Set down each entry exactly as given; pictures should not appear in the copy.
[Start]
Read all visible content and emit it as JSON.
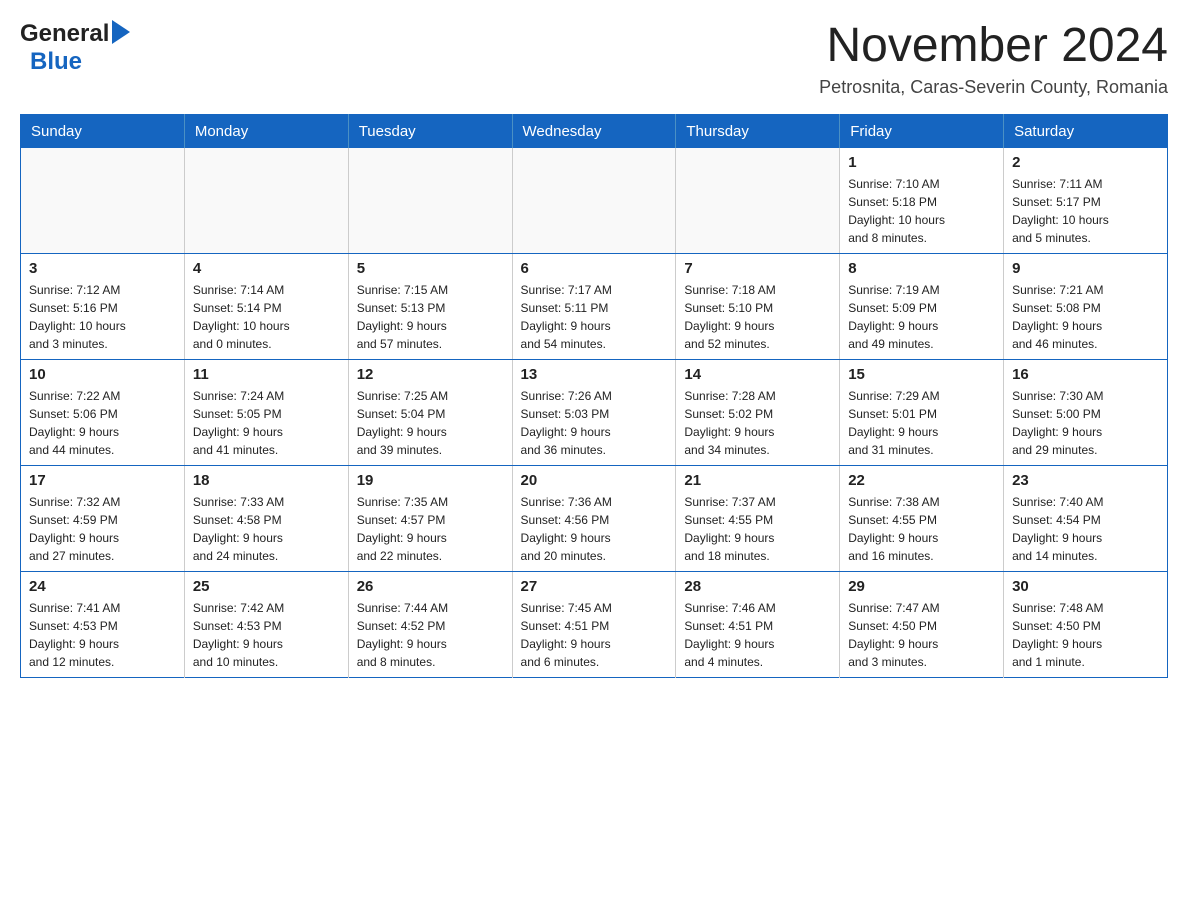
{
  "header": {
    "logo_general": "General",
    "logo_blue": "Blue",
    "month_title": "November 2024",
    "location": "Petrosnita, Caras-Severin County, Romania"
  },
  "weekdays": [
    "Sunday",
    "Monday",
    "Tuesday",
    "Wednesday",
    "Thursday",
    "Friday",
    "Saturday"
  ],
  "weeks": [
    {
      "days": [
        {
          "num": "",
          "info": ""
        },
        {
          "num": "",
          "info": ""
        },
        {
          "num": "",
          "info": ""
        },
        {
          "num": "",
          "info": ""
        },
        {
          "num": "",
          "info": ""
        },
        {
          "num": "1",
          "info": "Sunrise: 7:10 AM\nSunset: 5:18 PM\nDaylight: 10 hours\nand 8 minutes."
        },
        {
          "num": "2",
          "info": "Sunrise: 7:11 AM\nSunset: 5:17 PM\nDaylight: 10 hours\nand 5 minutes."
        }
      ]
    },
    {
      "days": [
        {
          "num": "3",
          "info": "Sunrise: 7:12 AM\nSunset: 5:16 PM\nDaylight: 10 hours\nand 3 minutes."
        },
        {
          "num": "4",
          "info": "Sunrise: 7:14 AM\nSunset: 5:14 PM\nDaylight: 10 hours\nand 0 minutes."
        },
        {
          "num": "5",
          "info": "Sunrise: 7:15 AM\nSunset: 5:13 PM\nDaylight: 9 hours\nand 57 minutes."
        },
        {
          "num": "6",
          "info": "Sunrise: 7:17 AM\nSunset: 5:11 PM\nDaylight: 9 hours\nand 54 minutes."
        },
        {
          "num": "7",
          "info": "Sunrise: 7:18 AM\nSunset: 5:10 PM\nDaylight: 9 hours\nand 52 minutes."
        },
        {
          "num": "8",
          "info": "Sunrise: 7:19 AM\nSunset: 5:09 PM\nDaylight: 9 hours\nand 49 minutes."
        },
        {
          "num": "9",
          "info": "Sunrise: 7:21 AM\nSunset: 5:08 PM\nDaylight: 9 hours\nand 46 minutes."
        }
      ]
    },
    {
      "days": [
        {
          "num": "10",
          "info": "Sunrise: 7:22 AM\nSunset: 5:06 PM\nDaylight: 9 hours\nand 44 minutes."
        },
        {
          "num": "11",
          "info": "Sunrise: 7:24 AM\nSunset: 5:05 PM\nDaylight: 9 hours\nand 41 minutes."
        },
        {
          "num": "12",
          "info": "Sunrise: 7:25 AM\nSunset: 5:04 PM\nDaylight: 9 hours\nand 39 minutes."
        },
        {
          "num": "13",
          "info": "Sunrise: 7:26 AM\nSunset: 5:03 PM\nDaylight: 9 hours\nand 36 minutes."
        },
        {
          "num": "14",
          "info": "Sunrise: 7:28 AM\nSunset: 5:02 PM\nDaylight: 9 hours\nand 34 minutes."
        },
        {
          "num": "15",
          "info": "Sunrise: 7:29 AM\nSunset: 5:01 PM\nDaylight: 9 hours\nand 31 minutes."
        },
        {
          "num": "16",
          "info": "Sunrise: 7:30 AM\nSunset: 5:00 PM\nDaylight: 9 hours\nand 29 minutes."
        }
      ]
    },
    {
      "days": [
        {
          "num": "17",
          "info": "Sunrise: 7:32 AM\nSunset: 4:59 PM\nDaylight: 9 hours\nand 27 minutes."
        },
        {
          "num": "18",
          "info": "Sunrise: 7:33 AM\nSunset: 4:58 PM\nDaylight: 9 hours\nand 24 minutes."
        },
        {
          "num": "19",
          "info": "Sunrise: 7:35 AM\nSunset: 4:57 PM\nDaylight: 9 hours\nand 22 minutes."
        },
        {
          "num": "20",
          "info": "Sunrise: 7:36 AM\nSunset: 4:56 PM\nDaylight: 9 hours\nand 20 minutes."
        },
        {
          "num": "21",
          "info": "Sunrise: 7:37 AM\nSunset: 4:55 PM\nDaylight: 9 hours\nand 18 minutes."
        },
        {
          "num": "22",
          "info": "Sunrise: 7:38 AM\nSunset: 4:55 PM\nDaylight: 9 hours\nand 16 minutes."
        },
        {
          "num": "23",
          "info": "Sunrise: 7:40 AM\nSunset: 4:54 PM\nDaylight: 9 hours\nand 14 minutes."
        }
      ]
    },
    {
      "days": [
        {
          "num": "24",
          "info": "Sunrise: 7:41 AM\nSunset: 4:53 PM\nDaylight: 9 hours\nand 12 minutes."
        },
        {
          "num": "25",
          "info": "Sunrise: 7:42 AM\nSunset: 4:53 PM\nDaylight: 9 hours\nand 10 minutes."
        },
        {
          "num": "26",
          "info": "Sunrise: 7:44 AM\nSunset: 4:52 PM\nDaylight: 9 hours\nand 8 minutes."
        },
        {
          "num": "27",
          "info": "Sunrise: 7:45 AM\nSunset: 4:51 PM\nDaylight: 9 hours\nand 6 minutes."
        },
        {
          "num": "28",
          "info": "Sunrise: 7:46 AM\nSunset: 4:51 PM\nDaylight: 9 hours\nand 4 minutes."
        },
        {
          "num": "29",
          "info": "Sunrise: 7:47 AM\nSunset: 4:50 PM\nDaylight: 9 hours\nand 3 minutes."
        },
        {
          "num": "30",
          "info": "Sunrise: 7:48 AM\nSunset: 4:50 PM\nDaylight: 9 hours\nand 1 minute."
        }
      ]
    }
  ]
}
[End]
Reply to the task:
Read all visible content and emit it as JSON.
{
  "header": {
    "logo_general": "General",
    "logo_blue": "Blue",
    "month_title": "November 2024",
    "location": "Petrosnita, Caras-Severin County, Romania"
  },
  "weekdays": [
    "Sunday",
    "Monday",
    "Tuesday",
    "Wednesday",
    "Thursday",
    "Friday",
    "Saturday"
  ],
  "weeks": [
    {
      "days": [
        {
          "num": "",
          "info": ""
        },
        {
          "num": "",
          "info": ""
        },
        {
          "num": "",
          "info": ""
        },
        {
          "num": "",
          "info": ""
        },
        {
          "num": "",
          "info": ""
        },
        {
          "num": "1",
          "info": "Sunrise: 7:10 AM\nSunset: 5:18 PM\nDaylight: 10 hours\nand 8 minutes."
        },
        {
          "num": "2",
          "info": "Sunrise: 7:11 AM\nSunset: 5:17 PM\nDaylight: 10 hours\nand 5 minutes."
        }
      ]
    },
    {
      "days": [
        {
          "num": "3",
          "info": "Sunrise: 7:12 AM\nSunset: 5:16 PM\nDaylight: 10 hours\nand 3 minutes."
        },
        {
          "num": "4",
          "info": "Sunrise: 7:14 AM\nSunset: 5:14 PM\nDaylight: 10 hours\nand 0 minutes."
        },
        {
          "num": "5",
          "info": "Sunrise: 7:15 AM\nSunset: 5:13 PM\nDaylight: 9 hours\nand 57 minutes."
        },
        {
          "num": "6",
          "info": "Sunrise: 7:17 AM\nSunset: 5:11 PM\nDaylight: 9 hours\nand 54 minutes."
        },
        {
          "num": "7",
          "info": "Sunrise: 7:18 AM\nSunset: 5:10 PM\nDaylight: 9 hours\nand 52 minutes."
        },
        {
          "num": "8",
          "info": "Sunrise: 7:19 AM\nSunset: 5:09 PM\nDaylight: 9 hours\nand 49 minutes."
        },
        {
          "num": "9",
          "info": "Sunrise: 7:21 AM\nSunset: 5:08 PM\nDaylight: 9 hours\nand 46 minutes."
        }
      ]
    },
    {
      "days": [
        {
          "num": "10",
          "info": "Sunrise: 7:22 AM\nSunset: 5:06 PM\nDaylight: 9 hours\nand 44 minutes."
        },
        {
          "num": "11",
          "info": "Sunrise: 7:24 AM\nSunset: 5:05 PM\nDaylight: 9 hours\nand 41 minutes."
        },
        {
          "num": "12",
          "info": "Sunrise: 7:25 AM\nSunset: 5:04 PM\nDaylight: 9 hours\nand 39 minutes."
        },
        {
          "num": "13",
          "info": "Sunrise: 7:26 AM\nSunset: 5:03 PM\nDaylight: 9 hours\nand 36 minutes."
        },
        {
          "num": "14",
          "info": "Sunrise: 7:28 AM\nSunset: 5:02 PM\nDaylight: 9 hours\nand 34 minutes."
        },
        {
          "num": "15",
          "info": "Sunrise: 7:29 AM\nSunset: 5:01 PM\nDaylight: 9 hours\nand 31 minutes."
        },
        {
          "num": "16",
          "info": "Sunrise: 7:30 AM\nSunset: 5:00 PM\nDaylight: 9 hours\nand 29 minutes."
        }
      ]
    },
    {
      "days": [
        {
          "num": "17",
          "info": "Sunrise: 7:32 AM\nSunset: 4:59 PM\nDaylight: 9 hours\nand 27 minutes."
        },
        {
          "num": "18",
          "info": "Sunrise: 7:33 AM\nSunset: 4:58 PM\nDaylight: 9 hours\nand 24 minutes."
        },
        {
          "num": "19",
          "info": "Sunrise: 7:35 AM\nSunset: 4:57 PM\nDaylight: 9 hours\nand 22 minutes."
        },
        {
          "num": "20",
          "info": "Sunrise: 7:36 AM\nSunset: 4:56 PM\nDaylight: 9 hours\nand 20 minutes."
        },
        {
          "num": "21",
          "info": "Sunrise: 7:37 AM\nSunset: 4:55 PM\nDaylight: 9 hours\nand 18 minutes."
        },
        {
          "num": "22",
          "info": "Sunrise: 7:38 AM\nSunset: 4:55 PM\nDaylight: 9 hours\nand 16 minutes."
        },
        {
          "num": "23",
          "info": "Sunrise: 7:40 AM\nSunset: 4:54 PM\nDaylight: 9 hours\nand 14 minutes."
        }
      ]
    },
    {
      "days": [
        {
          "num": "24",
          "info": "Sunrise: 7:41 AM\nSunset: 4:53 PM\nDaylight: 9 hours\nand 12 minutes."
        },
        {
          "num": "25",
          "info": "Sunrise: 7:42 AM\nSunset: 4:53 PM\nDaylight: 9 hours\nand 10 minutes."
        },
        {
          "num": "26",
          "info": "Sunrise: 7:44 AM\nSunset: 4:52 PM\nDaylight: 9 hours\nand 8 minutes."
        },
        {
          "num": "27",
          "info": "Sunrise: 7:45 AM\nSunset: 4:51 PM\nDaylight: 9 hours\nand 6 minutes."
        },
        {
          "num": "28",
          "info": "Sunrise: 7:46 AM\nSunset: 4:51 PM\nDaylight: 9 hours\nand 4 minutes."
        },
        {
          "num": "29",
          "info": "Sunrise: 7:47 AM\nSunset: 4:50 PM\nDaylight: 9 hours\nand 3 minutes."
        },
        {
          "num": "30",
          "info": "Sunrise: 7:48 AM\nSunset: 4:50 PM\nDaylight: 9 hours\nand 1 minute."
        }
      ]
    }
  ]
}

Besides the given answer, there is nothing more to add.